__GIVEN PROBLEM__.
Each line containing the word "قوله" needs to be copied.

[A run of records]
- - - - -

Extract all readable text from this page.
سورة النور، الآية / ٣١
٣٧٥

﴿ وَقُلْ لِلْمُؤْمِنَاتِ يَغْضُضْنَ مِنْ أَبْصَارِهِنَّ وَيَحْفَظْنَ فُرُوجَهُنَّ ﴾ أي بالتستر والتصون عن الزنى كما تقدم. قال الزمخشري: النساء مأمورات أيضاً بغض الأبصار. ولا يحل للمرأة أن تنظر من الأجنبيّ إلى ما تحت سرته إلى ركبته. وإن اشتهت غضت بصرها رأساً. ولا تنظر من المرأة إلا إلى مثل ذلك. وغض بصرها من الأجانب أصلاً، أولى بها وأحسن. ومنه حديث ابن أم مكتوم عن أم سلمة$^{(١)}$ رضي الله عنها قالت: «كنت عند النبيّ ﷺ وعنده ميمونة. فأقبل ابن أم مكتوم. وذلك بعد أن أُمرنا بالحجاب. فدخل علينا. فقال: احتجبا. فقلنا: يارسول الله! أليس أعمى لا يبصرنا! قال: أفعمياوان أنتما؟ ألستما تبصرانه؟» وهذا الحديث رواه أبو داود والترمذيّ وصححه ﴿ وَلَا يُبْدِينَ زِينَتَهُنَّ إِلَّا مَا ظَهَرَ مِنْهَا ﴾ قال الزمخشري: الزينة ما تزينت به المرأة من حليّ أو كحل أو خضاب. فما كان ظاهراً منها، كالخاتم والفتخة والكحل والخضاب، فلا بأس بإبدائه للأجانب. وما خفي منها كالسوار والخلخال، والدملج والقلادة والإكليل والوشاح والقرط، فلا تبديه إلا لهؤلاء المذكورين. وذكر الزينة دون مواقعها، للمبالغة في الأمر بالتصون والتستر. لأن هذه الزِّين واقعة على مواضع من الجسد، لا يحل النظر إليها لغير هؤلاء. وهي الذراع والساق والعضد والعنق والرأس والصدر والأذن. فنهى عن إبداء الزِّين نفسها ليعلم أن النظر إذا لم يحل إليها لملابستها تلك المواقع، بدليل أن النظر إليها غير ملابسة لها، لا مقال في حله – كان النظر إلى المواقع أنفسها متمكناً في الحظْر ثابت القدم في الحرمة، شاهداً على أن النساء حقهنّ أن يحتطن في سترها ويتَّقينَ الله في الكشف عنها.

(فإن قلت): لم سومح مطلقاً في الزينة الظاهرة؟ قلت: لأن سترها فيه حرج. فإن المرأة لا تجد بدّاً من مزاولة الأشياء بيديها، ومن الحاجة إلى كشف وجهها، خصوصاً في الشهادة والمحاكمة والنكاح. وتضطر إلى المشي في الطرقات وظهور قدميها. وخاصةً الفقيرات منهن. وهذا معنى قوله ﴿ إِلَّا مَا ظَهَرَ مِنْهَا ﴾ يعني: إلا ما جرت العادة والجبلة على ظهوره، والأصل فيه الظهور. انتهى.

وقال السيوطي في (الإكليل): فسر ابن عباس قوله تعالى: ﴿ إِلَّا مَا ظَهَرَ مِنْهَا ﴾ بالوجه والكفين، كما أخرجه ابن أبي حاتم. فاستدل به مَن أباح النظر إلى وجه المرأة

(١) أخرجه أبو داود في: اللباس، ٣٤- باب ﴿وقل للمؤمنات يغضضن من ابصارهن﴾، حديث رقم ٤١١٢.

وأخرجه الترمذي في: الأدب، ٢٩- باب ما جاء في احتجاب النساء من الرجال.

- - - - -

__RESULT OF THE TASK__.
(فإن قلت): لم سومح مطلقاً في الزينة الظاهرة؟ قلت: لأن سترها فيه حرج. فإن المرأة لا تجد بدّاً من مزاولة الأشياء بيديها، ومن الحاجة إلى كشف وجهها، خصوصاً في الشهادة والمحاكمة والنكاح. وتضطر إلى المشي في الطرقات وظهور قدميها. وخاصةً الفقيرات منهن. وهذا معنى قوله ﴿ إِلَّا مَا ظَهَرَ مِنْهَا ﴾ يعني: إلا ما جرت العادة والجبلة على ظهوره، والأصل فيه الظهور. انتهى.
وقال السيوطي في (الإكليل): فسر ابن عباس قوله تعالى: ﴿ إِلَّا مَا ظَهَرَ مِنْهَا ﴾ بالوجه والكفين، كما أخرجه ابن أبي حاتم. فاستدل به مَن أباح النظر إلى وجه المرأة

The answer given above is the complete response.